* Your goal: Your answer must consist solely of the number of lines that contain the word "available".

====== Supplied records ======

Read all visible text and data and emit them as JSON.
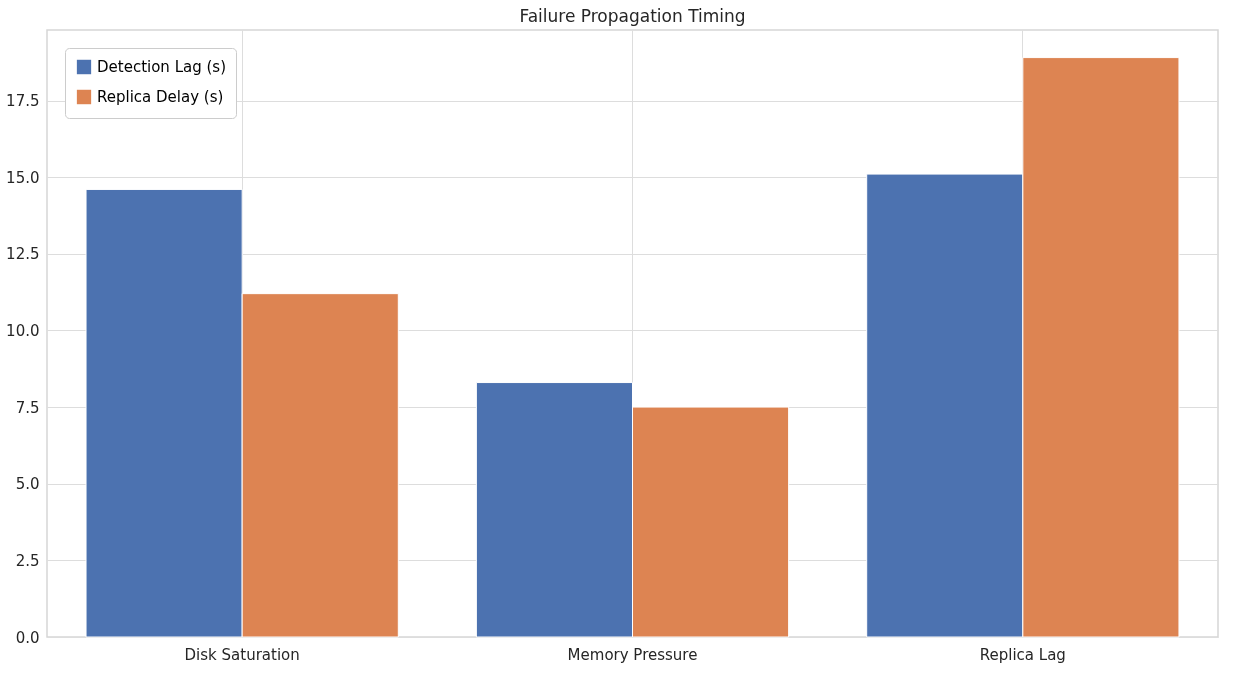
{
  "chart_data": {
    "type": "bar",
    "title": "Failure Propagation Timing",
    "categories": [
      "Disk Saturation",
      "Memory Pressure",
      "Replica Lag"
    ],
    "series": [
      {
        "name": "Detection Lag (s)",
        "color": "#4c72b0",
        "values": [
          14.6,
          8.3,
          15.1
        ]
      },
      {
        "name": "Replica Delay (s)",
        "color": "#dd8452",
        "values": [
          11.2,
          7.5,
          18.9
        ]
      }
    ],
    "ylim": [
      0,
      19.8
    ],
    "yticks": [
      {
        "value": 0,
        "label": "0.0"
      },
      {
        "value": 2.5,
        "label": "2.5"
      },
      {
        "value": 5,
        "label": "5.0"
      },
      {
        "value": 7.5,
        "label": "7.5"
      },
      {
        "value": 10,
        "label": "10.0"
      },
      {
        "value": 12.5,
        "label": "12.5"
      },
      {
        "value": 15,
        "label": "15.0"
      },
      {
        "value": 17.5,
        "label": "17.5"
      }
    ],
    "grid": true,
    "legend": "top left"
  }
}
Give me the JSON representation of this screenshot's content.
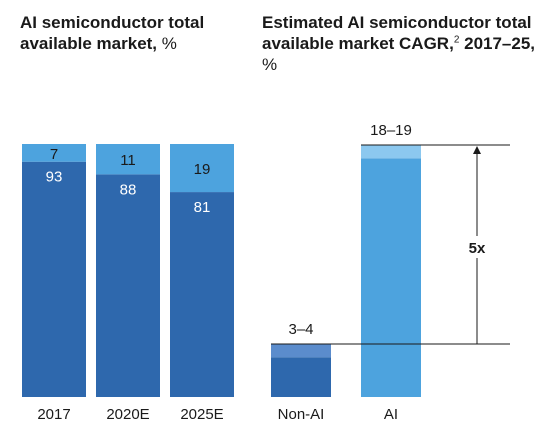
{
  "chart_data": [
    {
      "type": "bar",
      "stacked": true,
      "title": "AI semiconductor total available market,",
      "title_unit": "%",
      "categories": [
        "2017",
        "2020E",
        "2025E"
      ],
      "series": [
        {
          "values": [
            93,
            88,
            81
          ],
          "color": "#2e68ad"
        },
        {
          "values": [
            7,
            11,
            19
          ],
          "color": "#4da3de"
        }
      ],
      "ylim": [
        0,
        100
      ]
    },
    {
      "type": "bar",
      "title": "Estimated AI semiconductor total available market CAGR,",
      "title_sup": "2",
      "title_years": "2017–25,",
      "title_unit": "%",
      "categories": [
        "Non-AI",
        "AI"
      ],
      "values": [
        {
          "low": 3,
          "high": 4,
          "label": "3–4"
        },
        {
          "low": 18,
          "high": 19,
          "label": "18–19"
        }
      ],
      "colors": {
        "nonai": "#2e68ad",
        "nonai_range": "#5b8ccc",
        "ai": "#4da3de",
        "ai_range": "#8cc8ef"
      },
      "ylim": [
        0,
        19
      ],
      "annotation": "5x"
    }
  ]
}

======

* Output for this task: 2